## RECORDS FOR THE EXERCISE
◇ ◇ ◇ ◇ ◇ ◇ ◇

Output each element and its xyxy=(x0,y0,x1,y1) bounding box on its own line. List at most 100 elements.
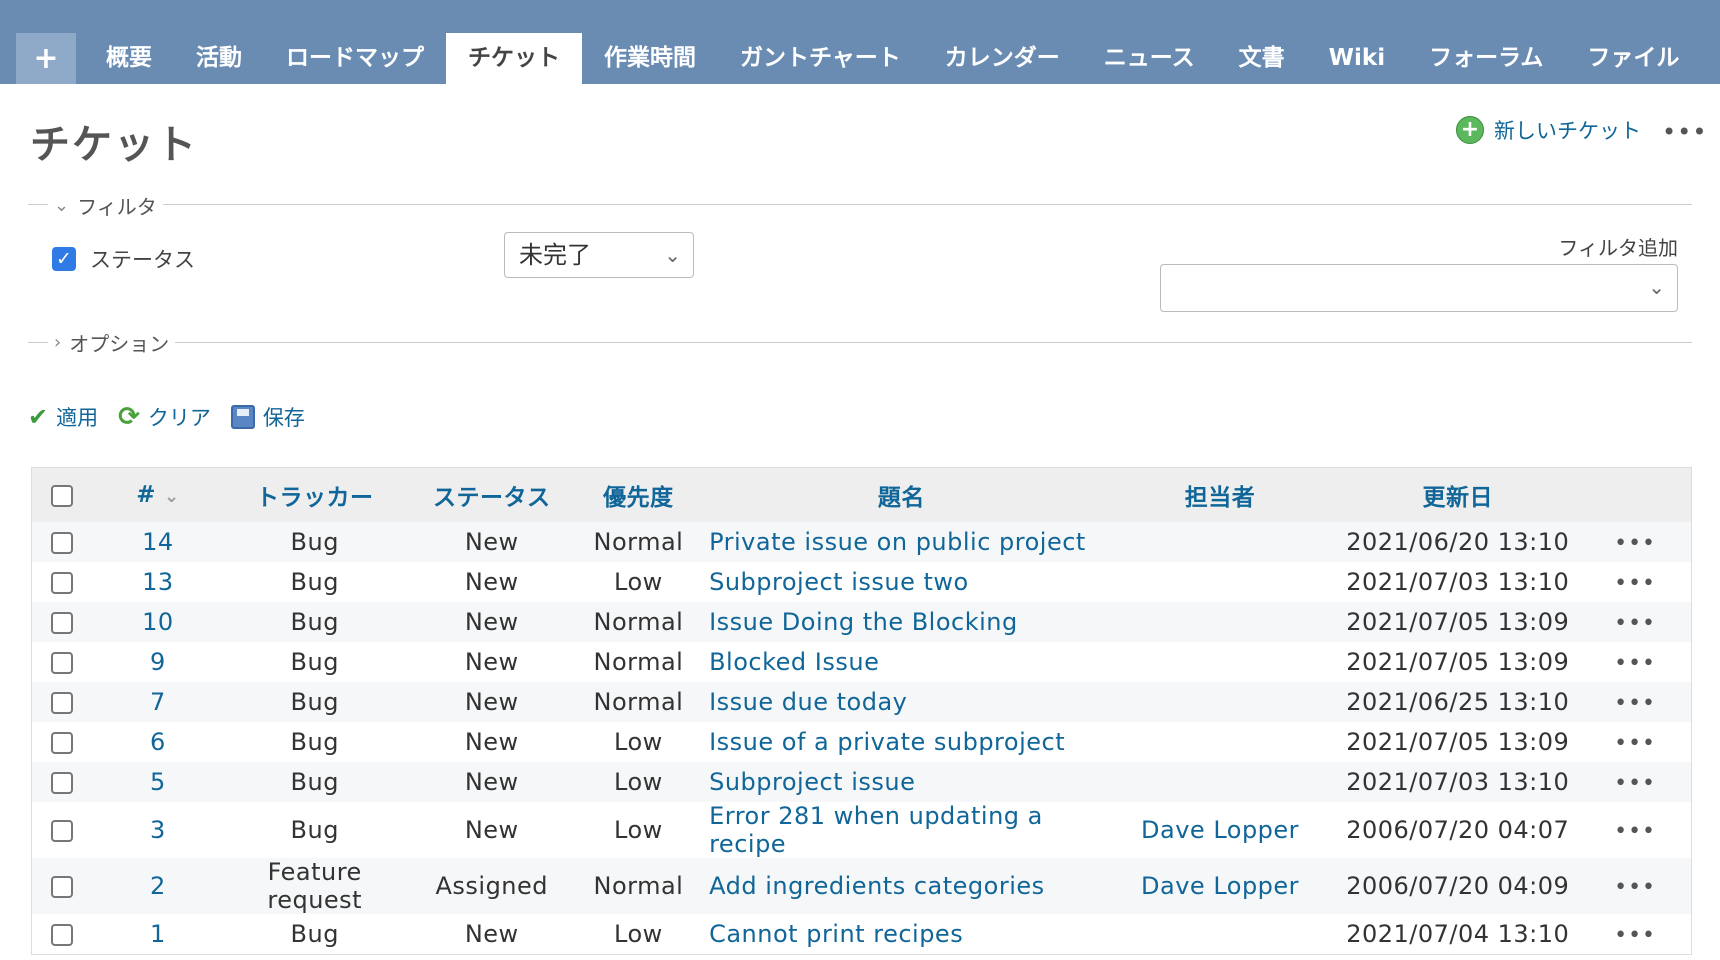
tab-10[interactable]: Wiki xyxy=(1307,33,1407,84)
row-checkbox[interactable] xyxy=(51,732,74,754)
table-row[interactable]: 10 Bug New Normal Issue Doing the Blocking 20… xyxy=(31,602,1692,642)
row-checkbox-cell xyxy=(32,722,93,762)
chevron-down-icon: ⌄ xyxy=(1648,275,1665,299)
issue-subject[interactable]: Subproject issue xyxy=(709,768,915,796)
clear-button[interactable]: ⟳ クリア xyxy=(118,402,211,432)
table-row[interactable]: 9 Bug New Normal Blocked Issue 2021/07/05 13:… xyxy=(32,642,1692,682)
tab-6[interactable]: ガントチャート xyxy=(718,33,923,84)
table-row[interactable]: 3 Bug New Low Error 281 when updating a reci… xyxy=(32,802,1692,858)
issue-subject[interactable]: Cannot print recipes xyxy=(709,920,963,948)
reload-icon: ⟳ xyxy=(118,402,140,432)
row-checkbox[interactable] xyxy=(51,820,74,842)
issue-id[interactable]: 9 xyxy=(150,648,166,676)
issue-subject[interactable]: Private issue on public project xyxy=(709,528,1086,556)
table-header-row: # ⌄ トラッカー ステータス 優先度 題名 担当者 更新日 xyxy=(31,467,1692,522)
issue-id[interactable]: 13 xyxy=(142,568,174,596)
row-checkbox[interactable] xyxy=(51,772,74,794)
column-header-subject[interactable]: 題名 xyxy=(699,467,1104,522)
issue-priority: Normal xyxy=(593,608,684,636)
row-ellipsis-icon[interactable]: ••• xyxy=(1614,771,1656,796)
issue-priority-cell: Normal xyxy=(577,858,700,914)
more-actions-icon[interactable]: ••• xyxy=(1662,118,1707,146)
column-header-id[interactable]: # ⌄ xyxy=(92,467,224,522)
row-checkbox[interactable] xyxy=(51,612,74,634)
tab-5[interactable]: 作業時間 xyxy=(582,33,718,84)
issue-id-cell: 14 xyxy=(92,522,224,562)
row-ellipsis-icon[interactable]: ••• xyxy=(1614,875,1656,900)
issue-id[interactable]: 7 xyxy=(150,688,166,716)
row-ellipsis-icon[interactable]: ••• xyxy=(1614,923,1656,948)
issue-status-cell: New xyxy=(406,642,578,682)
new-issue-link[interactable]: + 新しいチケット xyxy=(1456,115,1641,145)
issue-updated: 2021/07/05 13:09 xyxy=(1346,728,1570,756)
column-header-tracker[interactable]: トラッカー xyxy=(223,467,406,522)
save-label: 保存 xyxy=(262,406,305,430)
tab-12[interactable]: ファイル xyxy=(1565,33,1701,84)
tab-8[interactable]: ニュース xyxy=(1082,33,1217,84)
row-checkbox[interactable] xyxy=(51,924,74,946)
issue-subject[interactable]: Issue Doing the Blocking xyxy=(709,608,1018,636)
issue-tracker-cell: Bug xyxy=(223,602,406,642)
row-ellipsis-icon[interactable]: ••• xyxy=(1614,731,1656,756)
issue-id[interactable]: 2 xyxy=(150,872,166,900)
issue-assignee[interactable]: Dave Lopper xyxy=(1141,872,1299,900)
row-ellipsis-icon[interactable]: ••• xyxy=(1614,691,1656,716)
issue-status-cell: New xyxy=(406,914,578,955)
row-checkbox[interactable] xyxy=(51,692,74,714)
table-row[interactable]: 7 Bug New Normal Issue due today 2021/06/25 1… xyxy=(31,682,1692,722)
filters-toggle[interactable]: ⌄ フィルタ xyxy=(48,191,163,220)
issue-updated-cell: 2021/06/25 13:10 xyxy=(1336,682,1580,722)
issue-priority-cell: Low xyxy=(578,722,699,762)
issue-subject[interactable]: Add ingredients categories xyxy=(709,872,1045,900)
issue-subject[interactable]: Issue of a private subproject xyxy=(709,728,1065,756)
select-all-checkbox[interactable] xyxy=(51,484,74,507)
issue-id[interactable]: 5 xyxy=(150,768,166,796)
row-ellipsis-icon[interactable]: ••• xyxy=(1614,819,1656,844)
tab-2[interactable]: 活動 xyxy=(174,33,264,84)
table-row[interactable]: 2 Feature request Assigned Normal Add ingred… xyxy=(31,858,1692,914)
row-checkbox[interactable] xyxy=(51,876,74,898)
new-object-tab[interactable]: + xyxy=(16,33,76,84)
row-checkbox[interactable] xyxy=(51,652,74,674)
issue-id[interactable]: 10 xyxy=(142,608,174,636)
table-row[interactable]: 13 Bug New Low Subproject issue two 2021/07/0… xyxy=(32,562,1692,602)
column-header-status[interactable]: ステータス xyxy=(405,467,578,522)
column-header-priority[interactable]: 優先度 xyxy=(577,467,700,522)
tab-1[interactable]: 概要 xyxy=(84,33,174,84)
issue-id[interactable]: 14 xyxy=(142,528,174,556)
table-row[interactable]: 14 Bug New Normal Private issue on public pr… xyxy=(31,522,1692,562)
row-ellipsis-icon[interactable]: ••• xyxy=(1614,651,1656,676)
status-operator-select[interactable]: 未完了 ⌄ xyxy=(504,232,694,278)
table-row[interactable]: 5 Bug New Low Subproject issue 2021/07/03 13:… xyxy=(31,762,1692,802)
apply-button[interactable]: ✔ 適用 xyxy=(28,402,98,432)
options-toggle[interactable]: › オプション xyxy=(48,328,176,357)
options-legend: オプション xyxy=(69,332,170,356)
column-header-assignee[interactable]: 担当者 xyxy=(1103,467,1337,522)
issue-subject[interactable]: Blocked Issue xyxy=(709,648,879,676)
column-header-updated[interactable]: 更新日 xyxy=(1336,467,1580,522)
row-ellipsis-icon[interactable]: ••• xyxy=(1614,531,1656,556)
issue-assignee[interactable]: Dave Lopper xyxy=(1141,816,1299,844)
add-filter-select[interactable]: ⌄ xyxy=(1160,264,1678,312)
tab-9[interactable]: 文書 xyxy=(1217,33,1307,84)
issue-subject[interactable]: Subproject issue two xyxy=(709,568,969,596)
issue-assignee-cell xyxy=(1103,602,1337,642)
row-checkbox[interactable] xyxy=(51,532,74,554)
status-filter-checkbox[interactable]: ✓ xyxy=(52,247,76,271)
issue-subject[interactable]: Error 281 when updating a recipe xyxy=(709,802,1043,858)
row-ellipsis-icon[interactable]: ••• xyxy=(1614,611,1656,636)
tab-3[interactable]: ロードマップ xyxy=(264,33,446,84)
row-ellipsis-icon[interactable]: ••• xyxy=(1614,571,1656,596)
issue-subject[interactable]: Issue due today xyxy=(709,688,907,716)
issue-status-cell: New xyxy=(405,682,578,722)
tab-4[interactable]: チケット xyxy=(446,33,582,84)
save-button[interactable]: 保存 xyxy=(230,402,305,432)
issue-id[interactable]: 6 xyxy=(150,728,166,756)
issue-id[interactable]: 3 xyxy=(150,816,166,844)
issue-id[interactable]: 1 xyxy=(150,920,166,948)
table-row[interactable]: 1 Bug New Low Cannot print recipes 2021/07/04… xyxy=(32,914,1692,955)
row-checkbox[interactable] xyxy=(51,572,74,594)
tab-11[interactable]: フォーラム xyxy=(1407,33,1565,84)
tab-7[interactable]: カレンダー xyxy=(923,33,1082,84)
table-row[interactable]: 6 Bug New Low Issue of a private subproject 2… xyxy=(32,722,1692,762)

◇ ◇ ◇ ◇ ◇ ◇ ◇

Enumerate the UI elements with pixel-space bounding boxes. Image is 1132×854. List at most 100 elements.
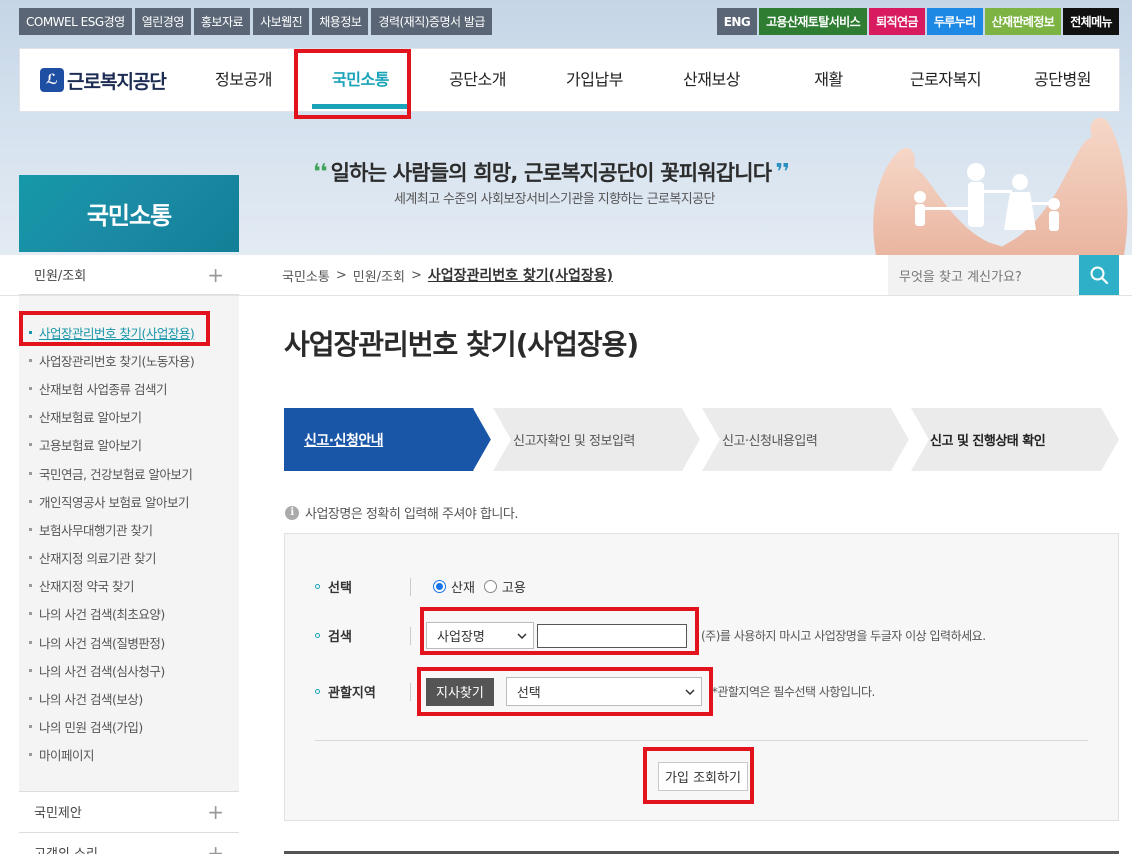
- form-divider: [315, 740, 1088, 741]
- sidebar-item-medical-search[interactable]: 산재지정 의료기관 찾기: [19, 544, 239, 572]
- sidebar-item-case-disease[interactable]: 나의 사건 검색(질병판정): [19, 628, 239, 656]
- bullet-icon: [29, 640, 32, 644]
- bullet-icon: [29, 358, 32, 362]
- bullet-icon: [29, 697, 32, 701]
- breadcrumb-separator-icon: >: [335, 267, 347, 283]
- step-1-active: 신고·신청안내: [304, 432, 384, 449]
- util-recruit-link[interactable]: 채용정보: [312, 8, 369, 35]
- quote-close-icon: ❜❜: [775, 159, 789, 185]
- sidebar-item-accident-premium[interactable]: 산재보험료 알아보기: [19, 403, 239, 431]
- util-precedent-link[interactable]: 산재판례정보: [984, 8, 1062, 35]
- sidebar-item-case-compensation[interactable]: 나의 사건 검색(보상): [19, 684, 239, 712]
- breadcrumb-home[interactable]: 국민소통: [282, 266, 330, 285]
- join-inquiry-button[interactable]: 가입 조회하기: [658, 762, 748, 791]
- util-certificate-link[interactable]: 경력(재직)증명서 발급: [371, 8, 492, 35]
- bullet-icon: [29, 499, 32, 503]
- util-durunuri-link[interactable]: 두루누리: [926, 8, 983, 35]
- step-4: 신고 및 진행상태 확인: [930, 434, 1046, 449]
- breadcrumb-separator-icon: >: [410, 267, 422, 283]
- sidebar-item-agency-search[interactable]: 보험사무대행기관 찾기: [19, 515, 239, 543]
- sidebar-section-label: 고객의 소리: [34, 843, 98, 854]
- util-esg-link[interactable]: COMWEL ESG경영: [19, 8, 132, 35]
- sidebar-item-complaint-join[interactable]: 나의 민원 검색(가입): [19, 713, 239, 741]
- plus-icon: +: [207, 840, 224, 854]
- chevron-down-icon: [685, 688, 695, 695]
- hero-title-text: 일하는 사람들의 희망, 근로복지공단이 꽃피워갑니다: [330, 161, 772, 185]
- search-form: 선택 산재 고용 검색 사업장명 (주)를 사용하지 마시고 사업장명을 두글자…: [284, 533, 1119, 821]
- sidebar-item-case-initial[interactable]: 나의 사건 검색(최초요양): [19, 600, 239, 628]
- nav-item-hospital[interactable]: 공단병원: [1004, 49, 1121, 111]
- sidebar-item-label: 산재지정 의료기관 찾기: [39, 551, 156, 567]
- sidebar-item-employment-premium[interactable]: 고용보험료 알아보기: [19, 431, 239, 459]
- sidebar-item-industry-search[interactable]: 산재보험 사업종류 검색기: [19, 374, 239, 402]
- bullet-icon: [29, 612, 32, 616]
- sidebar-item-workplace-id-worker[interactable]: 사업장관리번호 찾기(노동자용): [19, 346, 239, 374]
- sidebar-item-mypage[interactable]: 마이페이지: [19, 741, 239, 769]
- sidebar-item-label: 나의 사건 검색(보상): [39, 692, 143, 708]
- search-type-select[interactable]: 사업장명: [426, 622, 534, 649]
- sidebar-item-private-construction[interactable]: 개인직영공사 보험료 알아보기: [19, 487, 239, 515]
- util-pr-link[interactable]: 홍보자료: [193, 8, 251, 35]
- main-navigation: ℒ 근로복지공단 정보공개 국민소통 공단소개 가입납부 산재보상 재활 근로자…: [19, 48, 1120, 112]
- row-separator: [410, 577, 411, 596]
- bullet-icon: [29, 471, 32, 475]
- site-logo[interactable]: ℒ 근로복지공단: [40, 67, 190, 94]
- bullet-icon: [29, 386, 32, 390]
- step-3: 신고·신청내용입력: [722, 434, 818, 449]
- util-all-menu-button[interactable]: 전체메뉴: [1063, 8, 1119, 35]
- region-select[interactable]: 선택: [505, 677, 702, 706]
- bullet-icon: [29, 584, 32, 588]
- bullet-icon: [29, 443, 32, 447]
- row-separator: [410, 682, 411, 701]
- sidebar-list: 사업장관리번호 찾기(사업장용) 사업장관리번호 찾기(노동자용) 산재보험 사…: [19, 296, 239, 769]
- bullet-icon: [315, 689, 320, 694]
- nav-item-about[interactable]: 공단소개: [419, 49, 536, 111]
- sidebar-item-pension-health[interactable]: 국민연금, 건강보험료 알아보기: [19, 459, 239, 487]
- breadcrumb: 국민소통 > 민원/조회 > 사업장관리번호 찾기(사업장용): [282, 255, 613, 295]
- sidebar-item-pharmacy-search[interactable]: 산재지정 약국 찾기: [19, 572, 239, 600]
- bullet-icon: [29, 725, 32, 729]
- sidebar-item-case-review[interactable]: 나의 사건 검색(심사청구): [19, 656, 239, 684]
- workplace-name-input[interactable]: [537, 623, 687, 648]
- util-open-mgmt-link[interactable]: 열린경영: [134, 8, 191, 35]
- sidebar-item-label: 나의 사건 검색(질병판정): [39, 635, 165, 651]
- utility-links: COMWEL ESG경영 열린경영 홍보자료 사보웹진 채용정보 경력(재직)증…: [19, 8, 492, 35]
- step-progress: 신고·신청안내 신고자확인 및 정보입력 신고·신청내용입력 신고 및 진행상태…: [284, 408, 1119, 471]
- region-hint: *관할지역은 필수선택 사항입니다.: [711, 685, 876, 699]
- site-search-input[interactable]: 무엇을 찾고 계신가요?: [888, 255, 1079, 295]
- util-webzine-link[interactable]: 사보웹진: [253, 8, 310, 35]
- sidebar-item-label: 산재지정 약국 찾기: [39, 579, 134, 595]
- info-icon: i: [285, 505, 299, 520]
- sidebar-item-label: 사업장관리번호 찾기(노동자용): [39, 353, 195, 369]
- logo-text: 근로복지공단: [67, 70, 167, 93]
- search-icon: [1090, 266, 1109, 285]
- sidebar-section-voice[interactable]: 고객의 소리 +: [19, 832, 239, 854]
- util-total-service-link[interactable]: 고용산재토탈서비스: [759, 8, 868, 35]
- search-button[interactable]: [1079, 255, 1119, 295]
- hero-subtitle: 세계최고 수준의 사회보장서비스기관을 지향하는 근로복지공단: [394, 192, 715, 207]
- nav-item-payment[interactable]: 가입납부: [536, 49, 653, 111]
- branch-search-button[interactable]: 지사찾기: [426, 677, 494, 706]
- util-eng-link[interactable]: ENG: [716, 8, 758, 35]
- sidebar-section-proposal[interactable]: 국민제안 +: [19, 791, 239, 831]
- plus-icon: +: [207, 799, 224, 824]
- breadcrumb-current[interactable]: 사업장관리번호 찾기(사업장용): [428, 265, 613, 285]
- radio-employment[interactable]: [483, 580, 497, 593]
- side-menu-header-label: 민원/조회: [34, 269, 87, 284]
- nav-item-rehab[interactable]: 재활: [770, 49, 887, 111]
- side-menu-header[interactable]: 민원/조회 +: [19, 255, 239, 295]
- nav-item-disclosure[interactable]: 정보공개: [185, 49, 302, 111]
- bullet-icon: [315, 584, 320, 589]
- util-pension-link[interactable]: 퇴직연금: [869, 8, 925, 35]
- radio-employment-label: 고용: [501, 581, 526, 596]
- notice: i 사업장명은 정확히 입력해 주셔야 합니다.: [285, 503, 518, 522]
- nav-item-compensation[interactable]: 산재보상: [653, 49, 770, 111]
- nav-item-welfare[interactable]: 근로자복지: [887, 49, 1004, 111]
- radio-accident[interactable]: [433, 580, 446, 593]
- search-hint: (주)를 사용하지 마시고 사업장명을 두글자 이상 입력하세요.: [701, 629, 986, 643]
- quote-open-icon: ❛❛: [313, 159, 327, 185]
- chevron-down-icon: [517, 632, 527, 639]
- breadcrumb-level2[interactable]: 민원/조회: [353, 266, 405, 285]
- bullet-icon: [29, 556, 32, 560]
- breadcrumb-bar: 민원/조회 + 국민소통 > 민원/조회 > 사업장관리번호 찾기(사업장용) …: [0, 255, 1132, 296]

◇ ◇ ◇ ◇ ◇ ◇ ◇

## REQUIRED WORK
Copy out every row, unchanged, from the row containing "- form-divider: [315, 740, 1088, 741]" through the row containing "- breadcrumb-home[interactable]: 국민소통: [282, 266, 330, 285]", both included.

## TASK OUTPUT
- form-divider: [315, 740, 1088, 741]
- sidebar-item-medical-search[interactable]: 산재지정 의료기관 찾기: [19, 544, 239, 572]
- sidebar-item-case-disease[interactable]: 나의 사건 검색(질병판정): [19, 628, 239, 656]
- bullet-icon: [29, 640, 32, 644]
- bullet-icon: [29, 358, 32, 362]
- bullet-icon: [29, 697, 32, 701]
- breadcrumb-separator-icon: >: [335, 267, 347, 283]
- step-1-active: 신고·신청안내: [304, 432, 384, 449]
- util-recruit-link[interactable]: 채용정보: [312, 8, 369, 35]
- quote-close-icon: ❜❜: [775, 159, 789, 185]
- sidebar-item-accident-premium[interactable]: 산재보험료 알아보기: [19, 403, 239, 431]
- util-precedent-link[interactable]: 산재판례정보: [984, 8, 1062, 35]
- sidebar-item-case-compensation[interactable]: 나의 사건 검색(보상): [19, 684, 239, 712]
- breadcrumb-home[interactable]: 국민소통: [282, 266, 330, 285]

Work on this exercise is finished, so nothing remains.